::: ENTRIES PROVIDED :::

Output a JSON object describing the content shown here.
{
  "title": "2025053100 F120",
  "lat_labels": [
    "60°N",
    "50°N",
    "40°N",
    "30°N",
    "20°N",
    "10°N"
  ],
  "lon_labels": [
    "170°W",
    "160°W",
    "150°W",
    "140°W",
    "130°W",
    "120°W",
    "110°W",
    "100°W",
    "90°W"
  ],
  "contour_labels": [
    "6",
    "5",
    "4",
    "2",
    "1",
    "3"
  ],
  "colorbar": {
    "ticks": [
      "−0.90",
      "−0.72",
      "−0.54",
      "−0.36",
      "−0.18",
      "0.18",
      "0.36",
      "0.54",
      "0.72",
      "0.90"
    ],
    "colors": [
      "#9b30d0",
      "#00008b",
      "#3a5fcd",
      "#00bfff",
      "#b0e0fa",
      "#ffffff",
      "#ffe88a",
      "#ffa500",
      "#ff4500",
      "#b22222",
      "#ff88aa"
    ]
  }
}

:::

• **CHALLENGE**
Copy out each line exactly as written.

• **EXPECTED ANSWER**
Output a JSON object describing the content shown here.
{
  "title": "2025053100 F120",
  "lat_labels": [
    "60°N",
    "50°N",
    "40°N",
    "30°N",
    "20°N",
    "10°N"
  ],
  "lon_labels": [
    "170°W",
    "160°W",
    "150°W",
    "140°W",
    "130°W",
    "120°W",
    "110°W",
    "100°W",
    "90°W"
  ],
  "contour_labels": [
    "6",
    "5",
    "4",
    "2",
    "1",
    "3"
  ],
  "colorbar": {
    "ticks": [
      "−0.90",
      "−0.72",
      "−0.54",
      "−0.36",
      "−0.18",
      "0.18",
      "0.36",
      "0.54",
      "0.72",
      "0.90"
    ],
    "colors": [
      "#9b30d0",
      "#00008b",
      "#3a5fcd",
      "#00bfff",
      "#b0e0fa",
      "#ffffff",
      "#ffe88a",
      "#ffa500",
      "#ff4500",
      "#b22222",
      "#ff88aa"
    ]
  }
}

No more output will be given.